[Collected data entries]
==========
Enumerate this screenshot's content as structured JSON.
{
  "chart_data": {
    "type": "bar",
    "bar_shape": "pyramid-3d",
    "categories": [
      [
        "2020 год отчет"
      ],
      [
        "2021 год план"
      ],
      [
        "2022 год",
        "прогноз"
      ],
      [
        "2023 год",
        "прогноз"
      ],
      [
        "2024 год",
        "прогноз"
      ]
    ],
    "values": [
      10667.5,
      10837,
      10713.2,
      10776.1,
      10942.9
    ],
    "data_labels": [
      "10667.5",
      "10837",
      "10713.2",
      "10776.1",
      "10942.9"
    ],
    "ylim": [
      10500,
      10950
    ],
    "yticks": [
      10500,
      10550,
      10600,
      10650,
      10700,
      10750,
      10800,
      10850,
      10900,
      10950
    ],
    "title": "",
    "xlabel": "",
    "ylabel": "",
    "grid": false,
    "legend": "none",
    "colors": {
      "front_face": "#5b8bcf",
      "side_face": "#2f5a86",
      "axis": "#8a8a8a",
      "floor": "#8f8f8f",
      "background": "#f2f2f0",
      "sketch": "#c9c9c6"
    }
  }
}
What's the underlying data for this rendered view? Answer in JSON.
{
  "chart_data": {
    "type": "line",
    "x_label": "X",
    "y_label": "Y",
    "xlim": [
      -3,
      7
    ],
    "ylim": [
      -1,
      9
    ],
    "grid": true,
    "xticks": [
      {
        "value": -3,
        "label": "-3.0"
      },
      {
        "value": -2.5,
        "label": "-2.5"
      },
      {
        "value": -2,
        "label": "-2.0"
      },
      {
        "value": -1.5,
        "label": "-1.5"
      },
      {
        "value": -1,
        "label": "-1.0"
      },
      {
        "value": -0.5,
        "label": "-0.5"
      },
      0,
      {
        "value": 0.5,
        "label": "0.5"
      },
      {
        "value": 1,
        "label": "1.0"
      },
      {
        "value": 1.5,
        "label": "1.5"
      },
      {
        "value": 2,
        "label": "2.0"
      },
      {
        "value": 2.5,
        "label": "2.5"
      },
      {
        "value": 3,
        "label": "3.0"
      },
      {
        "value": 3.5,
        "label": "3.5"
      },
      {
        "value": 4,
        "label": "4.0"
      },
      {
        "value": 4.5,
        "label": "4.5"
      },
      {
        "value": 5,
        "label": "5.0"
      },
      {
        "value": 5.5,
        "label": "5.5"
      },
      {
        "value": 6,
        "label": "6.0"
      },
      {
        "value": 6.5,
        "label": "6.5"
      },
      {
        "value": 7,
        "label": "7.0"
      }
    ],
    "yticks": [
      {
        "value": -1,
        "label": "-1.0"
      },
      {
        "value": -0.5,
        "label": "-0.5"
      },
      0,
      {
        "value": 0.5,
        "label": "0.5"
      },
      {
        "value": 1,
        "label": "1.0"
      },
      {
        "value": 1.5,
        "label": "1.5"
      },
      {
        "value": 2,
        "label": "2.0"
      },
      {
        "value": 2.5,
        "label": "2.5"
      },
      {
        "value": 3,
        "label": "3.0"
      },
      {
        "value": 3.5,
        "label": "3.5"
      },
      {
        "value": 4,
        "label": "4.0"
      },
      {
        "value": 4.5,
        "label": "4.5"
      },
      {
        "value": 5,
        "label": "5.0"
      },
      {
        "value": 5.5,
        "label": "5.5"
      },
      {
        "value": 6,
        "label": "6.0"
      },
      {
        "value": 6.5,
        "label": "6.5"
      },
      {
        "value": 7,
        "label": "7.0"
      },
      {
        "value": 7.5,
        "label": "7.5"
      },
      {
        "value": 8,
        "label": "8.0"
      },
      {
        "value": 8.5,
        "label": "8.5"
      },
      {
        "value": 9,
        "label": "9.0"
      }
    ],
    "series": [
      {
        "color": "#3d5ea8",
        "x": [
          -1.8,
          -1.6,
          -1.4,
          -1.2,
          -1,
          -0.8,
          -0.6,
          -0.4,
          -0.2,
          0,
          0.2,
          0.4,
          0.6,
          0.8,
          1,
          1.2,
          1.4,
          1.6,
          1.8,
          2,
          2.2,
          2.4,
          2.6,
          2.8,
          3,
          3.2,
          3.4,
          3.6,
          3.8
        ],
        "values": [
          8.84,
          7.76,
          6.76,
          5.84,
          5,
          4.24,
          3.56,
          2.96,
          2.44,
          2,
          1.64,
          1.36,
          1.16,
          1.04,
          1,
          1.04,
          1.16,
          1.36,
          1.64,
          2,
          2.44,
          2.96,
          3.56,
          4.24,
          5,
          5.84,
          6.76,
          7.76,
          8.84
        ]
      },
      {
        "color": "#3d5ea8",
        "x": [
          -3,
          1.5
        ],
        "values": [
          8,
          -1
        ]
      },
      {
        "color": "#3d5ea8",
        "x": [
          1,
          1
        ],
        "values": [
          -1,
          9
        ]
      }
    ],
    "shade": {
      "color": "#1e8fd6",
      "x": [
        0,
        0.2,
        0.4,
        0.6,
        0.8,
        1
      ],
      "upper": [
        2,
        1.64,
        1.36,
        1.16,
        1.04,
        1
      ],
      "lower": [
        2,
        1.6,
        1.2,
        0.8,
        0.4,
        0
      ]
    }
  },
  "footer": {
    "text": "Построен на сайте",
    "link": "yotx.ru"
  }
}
==========
From the listing above, return each line with the word "JSON".

Worked solution
Enumerate this screenshot's content as structured JSON.
What's the underlying data for this rendered view? Answer in JSON.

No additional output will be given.